>> START
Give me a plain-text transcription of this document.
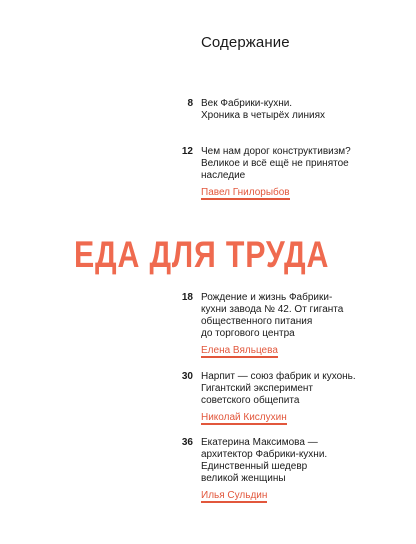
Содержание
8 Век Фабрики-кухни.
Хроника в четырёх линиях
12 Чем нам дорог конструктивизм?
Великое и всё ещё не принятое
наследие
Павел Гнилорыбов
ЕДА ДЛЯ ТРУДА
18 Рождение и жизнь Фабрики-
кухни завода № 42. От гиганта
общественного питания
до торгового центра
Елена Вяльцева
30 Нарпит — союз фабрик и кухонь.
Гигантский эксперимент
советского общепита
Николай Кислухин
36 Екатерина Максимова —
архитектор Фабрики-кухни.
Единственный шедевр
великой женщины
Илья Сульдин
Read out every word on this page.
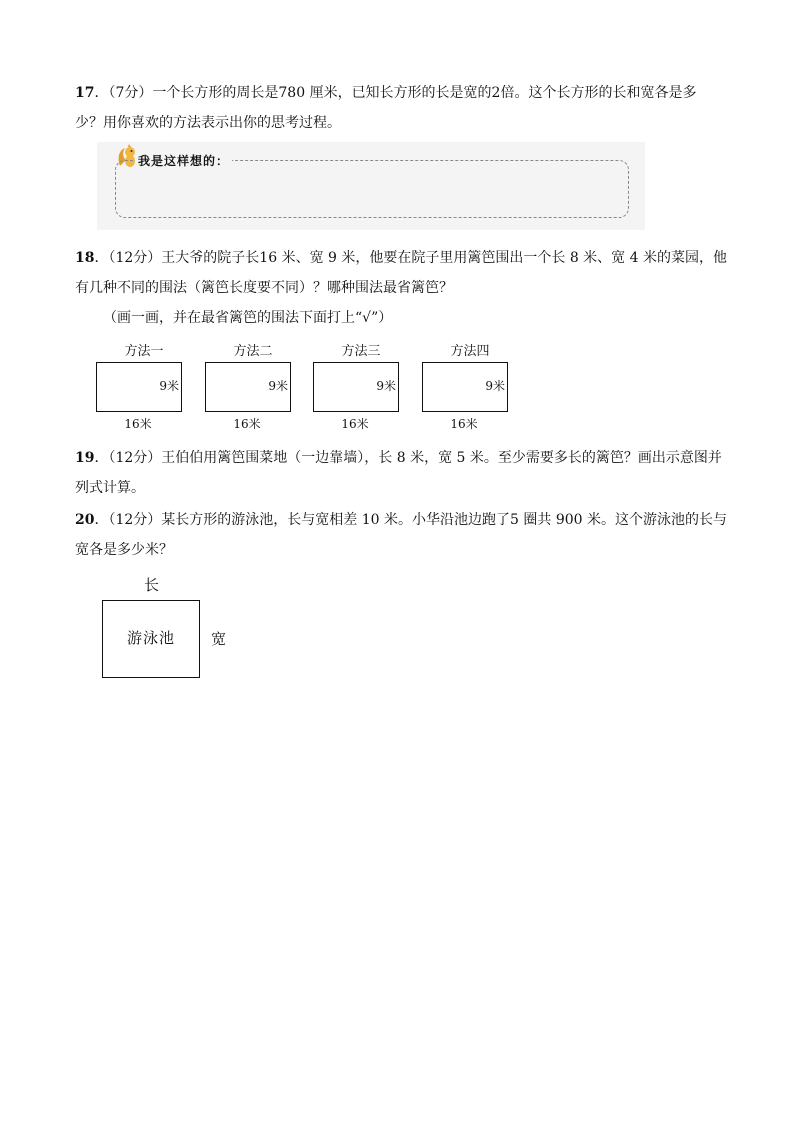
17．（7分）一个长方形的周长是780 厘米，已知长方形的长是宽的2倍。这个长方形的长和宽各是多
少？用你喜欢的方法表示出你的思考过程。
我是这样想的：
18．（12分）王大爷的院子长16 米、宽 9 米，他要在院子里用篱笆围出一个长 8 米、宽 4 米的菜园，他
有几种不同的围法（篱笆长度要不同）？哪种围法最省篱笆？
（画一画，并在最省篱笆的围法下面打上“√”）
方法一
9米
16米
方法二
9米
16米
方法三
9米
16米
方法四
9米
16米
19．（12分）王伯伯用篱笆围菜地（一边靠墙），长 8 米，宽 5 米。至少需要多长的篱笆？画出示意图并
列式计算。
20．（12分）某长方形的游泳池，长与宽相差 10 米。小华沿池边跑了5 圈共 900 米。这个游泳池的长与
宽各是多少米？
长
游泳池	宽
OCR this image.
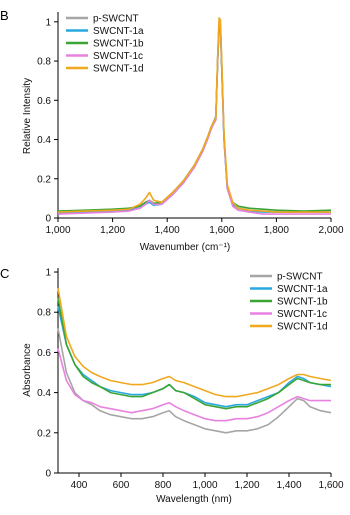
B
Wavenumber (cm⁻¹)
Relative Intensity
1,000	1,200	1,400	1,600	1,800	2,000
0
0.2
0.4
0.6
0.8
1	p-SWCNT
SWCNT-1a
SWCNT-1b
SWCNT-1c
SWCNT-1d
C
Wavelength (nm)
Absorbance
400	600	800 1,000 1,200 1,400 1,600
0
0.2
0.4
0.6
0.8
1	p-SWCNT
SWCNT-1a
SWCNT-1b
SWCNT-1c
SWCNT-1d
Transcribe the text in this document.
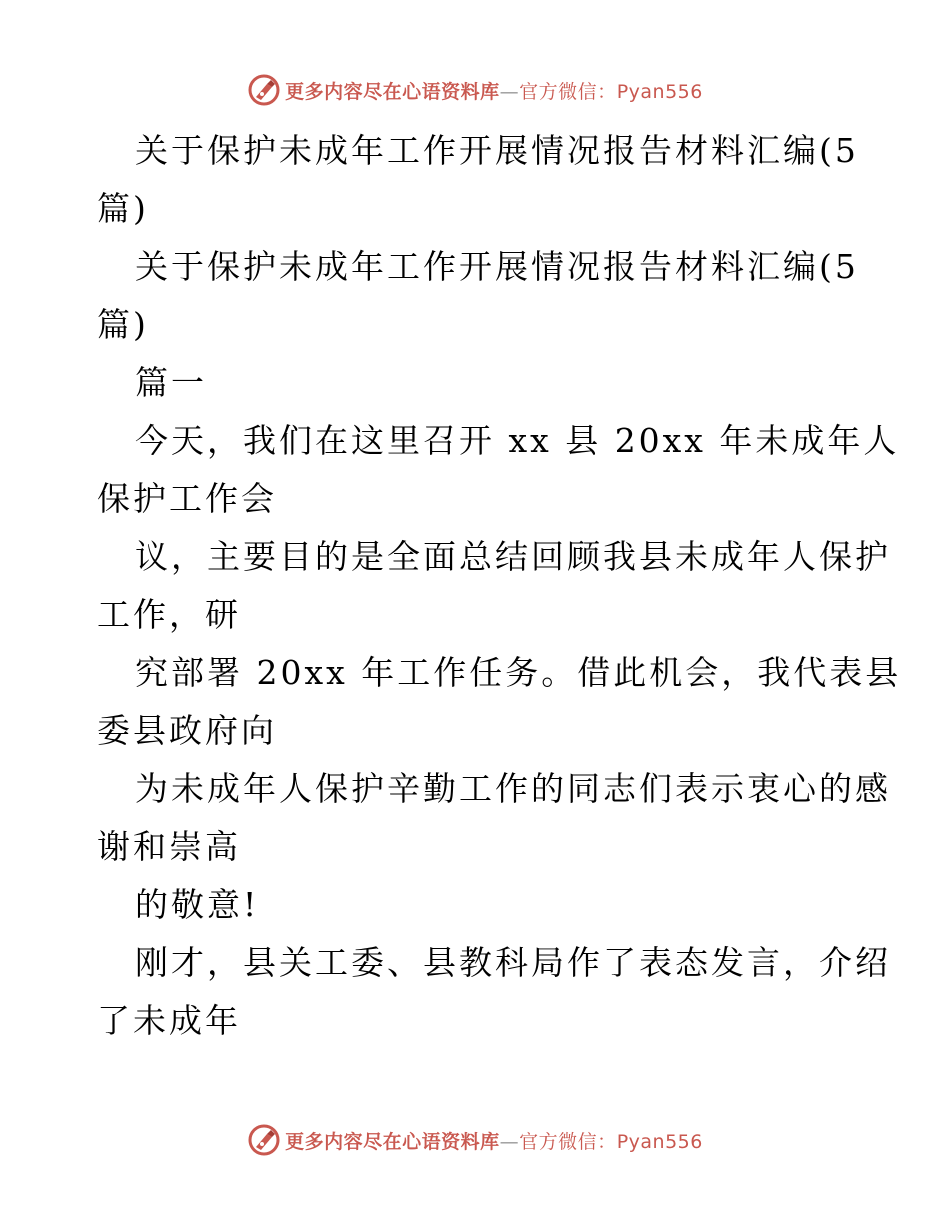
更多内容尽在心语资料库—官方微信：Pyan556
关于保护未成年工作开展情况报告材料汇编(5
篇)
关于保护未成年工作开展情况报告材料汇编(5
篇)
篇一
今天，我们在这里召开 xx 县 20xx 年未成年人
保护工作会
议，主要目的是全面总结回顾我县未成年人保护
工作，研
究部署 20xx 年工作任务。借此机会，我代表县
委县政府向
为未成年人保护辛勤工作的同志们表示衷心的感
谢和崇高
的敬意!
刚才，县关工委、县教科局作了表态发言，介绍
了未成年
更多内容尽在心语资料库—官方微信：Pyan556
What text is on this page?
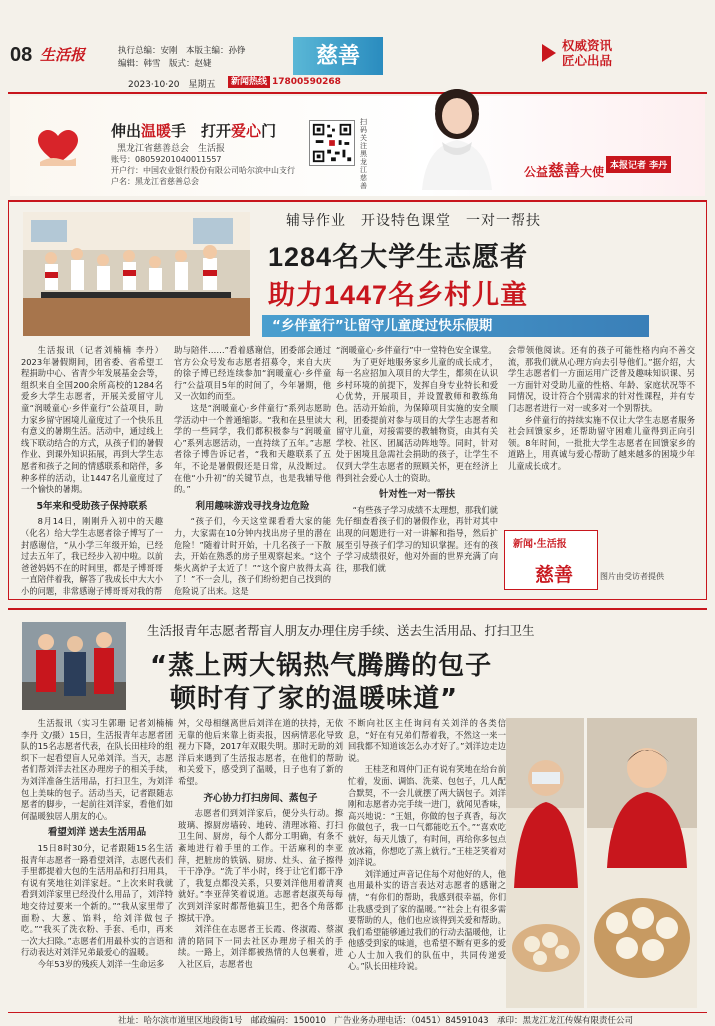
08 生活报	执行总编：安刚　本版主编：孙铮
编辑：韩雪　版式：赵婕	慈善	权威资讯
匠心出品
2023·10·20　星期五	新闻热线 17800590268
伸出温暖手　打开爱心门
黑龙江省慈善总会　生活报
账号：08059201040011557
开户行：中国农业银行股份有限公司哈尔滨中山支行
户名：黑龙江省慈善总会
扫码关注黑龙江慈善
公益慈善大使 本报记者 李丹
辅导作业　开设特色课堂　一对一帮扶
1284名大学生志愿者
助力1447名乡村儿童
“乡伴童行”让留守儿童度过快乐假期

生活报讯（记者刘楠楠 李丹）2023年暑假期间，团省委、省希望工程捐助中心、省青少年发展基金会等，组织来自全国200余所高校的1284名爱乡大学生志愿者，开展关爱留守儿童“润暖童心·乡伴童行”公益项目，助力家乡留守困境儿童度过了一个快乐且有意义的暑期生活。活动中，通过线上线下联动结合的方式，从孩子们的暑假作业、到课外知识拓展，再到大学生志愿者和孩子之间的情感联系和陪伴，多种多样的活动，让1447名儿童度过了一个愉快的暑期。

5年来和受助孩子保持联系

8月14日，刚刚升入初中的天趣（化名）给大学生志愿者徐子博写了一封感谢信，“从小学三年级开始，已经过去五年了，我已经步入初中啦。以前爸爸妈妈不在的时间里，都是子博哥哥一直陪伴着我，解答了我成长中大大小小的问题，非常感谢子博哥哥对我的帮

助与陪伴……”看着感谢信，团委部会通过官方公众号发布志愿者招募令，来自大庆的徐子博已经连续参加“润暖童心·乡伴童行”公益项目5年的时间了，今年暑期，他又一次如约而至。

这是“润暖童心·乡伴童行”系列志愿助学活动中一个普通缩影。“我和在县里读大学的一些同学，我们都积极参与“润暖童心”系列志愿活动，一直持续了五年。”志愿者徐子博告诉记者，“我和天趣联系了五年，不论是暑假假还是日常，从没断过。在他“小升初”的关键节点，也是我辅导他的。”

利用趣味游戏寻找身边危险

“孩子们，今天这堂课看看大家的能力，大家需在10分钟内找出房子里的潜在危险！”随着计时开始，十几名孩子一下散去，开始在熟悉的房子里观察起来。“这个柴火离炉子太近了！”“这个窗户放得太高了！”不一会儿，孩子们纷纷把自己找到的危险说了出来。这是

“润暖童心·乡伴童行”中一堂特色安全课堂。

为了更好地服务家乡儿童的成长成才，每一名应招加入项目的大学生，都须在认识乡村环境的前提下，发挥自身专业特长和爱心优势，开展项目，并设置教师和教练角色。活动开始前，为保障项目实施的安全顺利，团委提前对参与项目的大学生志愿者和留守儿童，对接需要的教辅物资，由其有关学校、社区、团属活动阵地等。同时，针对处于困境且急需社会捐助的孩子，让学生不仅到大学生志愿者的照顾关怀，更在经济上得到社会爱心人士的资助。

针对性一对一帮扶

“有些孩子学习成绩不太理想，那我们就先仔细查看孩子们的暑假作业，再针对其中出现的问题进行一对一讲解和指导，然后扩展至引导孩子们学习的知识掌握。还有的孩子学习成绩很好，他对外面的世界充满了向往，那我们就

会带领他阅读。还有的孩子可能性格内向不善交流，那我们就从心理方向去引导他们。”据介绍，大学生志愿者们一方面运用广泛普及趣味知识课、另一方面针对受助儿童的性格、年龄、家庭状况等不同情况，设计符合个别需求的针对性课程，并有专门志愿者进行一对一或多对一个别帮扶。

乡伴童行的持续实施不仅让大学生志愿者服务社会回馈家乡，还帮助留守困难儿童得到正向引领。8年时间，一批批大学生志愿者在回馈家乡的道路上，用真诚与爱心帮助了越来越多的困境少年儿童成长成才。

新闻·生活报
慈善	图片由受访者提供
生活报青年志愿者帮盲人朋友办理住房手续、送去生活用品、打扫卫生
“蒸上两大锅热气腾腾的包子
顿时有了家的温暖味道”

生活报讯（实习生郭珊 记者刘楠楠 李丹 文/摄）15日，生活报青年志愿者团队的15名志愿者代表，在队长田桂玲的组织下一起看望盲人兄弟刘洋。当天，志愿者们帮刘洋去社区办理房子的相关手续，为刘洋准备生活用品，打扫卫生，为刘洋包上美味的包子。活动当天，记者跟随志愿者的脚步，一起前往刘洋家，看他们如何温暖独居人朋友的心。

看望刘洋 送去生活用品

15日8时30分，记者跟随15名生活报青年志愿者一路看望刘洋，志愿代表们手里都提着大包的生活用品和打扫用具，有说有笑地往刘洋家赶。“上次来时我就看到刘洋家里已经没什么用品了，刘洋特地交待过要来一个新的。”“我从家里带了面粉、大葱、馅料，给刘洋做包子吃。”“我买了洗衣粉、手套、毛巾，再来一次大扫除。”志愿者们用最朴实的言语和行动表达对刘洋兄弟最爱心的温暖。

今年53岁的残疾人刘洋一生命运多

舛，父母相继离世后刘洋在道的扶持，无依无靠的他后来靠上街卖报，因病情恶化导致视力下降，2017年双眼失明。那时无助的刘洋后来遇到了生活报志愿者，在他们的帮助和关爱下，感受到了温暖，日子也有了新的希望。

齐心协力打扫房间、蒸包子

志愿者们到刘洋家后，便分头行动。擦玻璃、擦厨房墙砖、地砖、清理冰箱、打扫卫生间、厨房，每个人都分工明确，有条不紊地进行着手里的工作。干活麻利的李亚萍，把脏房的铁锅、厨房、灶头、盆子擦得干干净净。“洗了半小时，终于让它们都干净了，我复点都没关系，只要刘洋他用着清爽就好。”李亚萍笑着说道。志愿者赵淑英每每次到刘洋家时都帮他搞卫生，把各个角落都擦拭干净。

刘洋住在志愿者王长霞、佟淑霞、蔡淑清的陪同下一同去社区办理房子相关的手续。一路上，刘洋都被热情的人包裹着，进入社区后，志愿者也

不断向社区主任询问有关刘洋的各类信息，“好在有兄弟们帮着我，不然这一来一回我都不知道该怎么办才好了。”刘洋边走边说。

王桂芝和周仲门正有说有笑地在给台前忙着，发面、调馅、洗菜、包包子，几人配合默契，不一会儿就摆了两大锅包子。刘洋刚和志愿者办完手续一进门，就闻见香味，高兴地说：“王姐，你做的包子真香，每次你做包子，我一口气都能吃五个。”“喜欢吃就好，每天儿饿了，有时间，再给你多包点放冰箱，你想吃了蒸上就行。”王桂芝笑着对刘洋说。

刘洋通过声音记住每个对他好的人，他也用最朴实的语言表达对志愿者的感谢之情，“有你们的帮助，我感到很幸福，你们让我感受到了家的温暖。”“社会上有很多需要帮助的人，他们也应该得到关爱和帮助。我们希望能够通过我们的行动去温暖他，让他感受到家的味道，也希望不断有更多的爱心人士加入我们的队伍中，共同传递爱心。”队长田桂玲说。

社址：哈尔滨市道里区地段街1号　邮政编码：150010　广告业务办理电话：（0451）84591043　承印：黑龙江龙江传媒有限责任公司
>> END
Go through the records and show every line with the string "page" in it.

Read out every word on this page.
What text is on this page?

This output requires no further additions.